MATERIAL PROVIDED
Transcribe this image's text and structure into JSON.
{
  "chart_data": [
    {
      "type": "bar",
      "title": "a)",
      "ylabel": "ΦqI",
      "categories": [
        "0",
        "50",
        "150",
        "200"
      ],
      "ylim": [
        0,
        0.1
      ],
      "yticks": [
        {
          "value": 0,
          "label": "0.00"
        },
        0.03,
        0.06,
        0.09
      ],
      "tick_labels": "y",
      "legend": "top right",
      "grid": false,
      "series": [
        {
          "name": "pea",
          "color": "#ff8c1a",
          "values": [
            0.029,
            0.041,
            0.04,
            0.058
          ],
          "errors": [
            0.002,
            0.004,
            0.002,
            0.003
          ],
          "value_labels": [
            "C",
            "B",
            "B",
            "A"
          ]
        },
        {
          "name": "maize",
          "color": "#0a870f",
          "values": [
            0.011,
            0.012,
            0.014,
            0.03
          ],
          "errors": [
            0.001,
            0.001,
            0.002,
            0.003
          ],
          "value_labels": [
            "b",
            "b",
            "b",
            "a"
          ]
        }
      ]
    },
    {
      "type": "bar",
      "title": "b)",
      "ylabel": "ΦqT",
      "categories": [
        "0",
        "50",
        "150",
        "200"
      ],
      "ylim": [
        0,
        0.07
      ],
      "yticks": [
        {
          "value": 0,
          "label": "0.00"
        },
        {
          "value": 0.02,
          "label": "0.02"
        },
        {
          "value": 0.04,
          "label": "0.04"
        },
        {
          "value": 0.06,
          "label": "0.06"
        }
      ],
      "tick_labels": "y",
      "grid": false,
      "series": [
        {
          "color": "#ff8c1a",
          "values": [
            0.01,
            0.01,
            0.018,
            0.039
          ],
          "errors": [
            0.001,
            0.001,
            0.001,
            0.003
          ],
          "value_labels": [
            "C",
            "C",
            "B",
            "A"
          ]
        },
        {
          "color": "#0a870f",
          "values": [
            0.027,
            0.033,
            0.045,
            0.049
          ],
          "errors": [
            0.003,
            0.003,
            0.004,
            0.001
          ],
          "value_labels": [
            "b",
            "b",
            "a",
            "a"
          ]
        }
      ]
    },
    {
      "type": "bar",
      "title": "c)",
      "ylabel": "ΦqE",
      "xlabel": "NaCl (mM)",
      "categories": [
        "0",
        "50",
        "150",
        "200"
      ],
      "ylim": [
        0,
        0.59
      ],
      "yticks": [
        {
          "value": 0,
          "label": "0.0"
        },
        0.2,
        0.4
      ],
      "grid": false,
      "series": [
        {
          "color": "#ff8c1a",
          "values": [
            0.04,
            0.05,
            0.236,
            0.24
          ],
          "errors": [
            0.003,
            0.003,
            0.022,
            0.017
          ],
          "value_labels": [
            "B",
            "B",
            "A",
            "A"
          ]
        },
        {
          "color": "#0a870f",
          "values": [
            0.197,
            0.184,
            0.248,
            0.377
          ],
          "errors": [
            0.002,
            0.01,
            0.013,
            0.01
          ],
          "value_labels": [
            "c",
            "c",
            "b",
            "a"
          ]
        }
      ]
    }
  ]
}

REQUIRED WORK
Reproduce all of the entries word for word.

RESULT OF THE TASK
Transcribe this image's text and structure into JSON.
{
  "chart_data": [
    {
      "type": "bar",
      "title": "a)",
      "ylabel": "ΦqI",
      "categories": [
        "0",
        "50",
        "150",
        "200"
      ],
      "ylim": [
        0,
        0.1
      ],
      "yticks": [
        {
          "value": 0,
          "label": "0.00"
        },
        0.03,
        0.06,
        0.09
      ],
      "tick_labels": "y",
      "legend": "top right",
      "grid": false,
      "series": [
        {
          "name": "pea",
          "color": "#ff8c1a",
          "values": [
            0.029,
            0.041,
            0.04,
            0.058
          ],
          "errors": [
            0.002,
            0.004,
            0.002,
            0.003
          ],
          "value_labels": [
            "C",
            "B",
            "B",
            "A"
          ]
        },
        {
          "name": "maize",
          "color": "#0a870f",
          "values": [
            0.011,
            0.012,
            0.014,
            0.03
          ],
          "errors": [
            0.001,
            0.001,
            0.002,
            0.003
          ],
          "value_labels": [
            "b",
            "b",
            "b",
            "a"
          ]
        }
      ]
    },
    {
      "type": "bar",
      "title": "b)",
      "ylabel": "ΦqT",
      "categories": [
        "0",
        "50",
        "150",
        "200"
      ],
      "ylim": [
        0,
        0.07
      ],
      "yticks": [
        {
          "value": 0,
          "label": "0.00"
        },
        {
          "value": 0.02,
          "label": "0.02"
        },
        {
          "value": 0.04,
          "label": "0.04"
        },
        {
          "value": 0.06,
          "label": "0.06"
        }
      ],
      "tick_labels": "y",
      "grid": false,
      "series": [
        {
          "color": "#ff8c1a",
          "values": [
            0.01,
            0.01,
            0.018,
            0.039
          ],
          "errors": [
            0.001,
            0.001,
            0.001,
            0.003
          ],
          "value_labels": [
            "C",
            "C",
            "B",
            "A"
          ]
        },
        {
          "color": "#0a870f",
          "values": [
            0.027,
            0.033,
            0.045,
            0.049
          ],
          "errors": [
            0.003,
            0.003,
            0.004,
            0.001
          ],
          "value_labels": [
            "b",
            "b",
            "a",
            "a"
          ]
        }
      ]
    },
    {
      "type": "bar",
      "title": "c)",
      "ylabel": "ΦqE",
      "xlabel": "NaCl (mM)",
      "categories": [
        "0",
        "50",
        "150",
        "200"
      ],
      "ylim": [
        0,
        0.59
      ],
      "yticks": [
        {
          "value": 0,
          "label": "0.0"
        },
        0.2,
        0.4
      ],
      "grid": false,
      "series": [
        {
          "color": "#ff8c1a",
          "values": [
            0.04,
            0.05,
            0.236,
            0.24
          ],
          "errors": [
            0.003,
            0.003,
            0.022,
            0.017
          ],
          "value_labels": [
            "B",
            "B",
            "A",
            "A"
          ]
        },
        {
          "color": "#0a870f",
          "values": [
            0.197,
            0.184,
            0.248,
            0.377
          ],
          "errors": [
            0.002,
            0.01,
            0.013,
            0.01
          ],
          "value_labels": [
            "c",
            "c",
            "b",
            "a"
          ]
        }
      ]
    }
  ]
}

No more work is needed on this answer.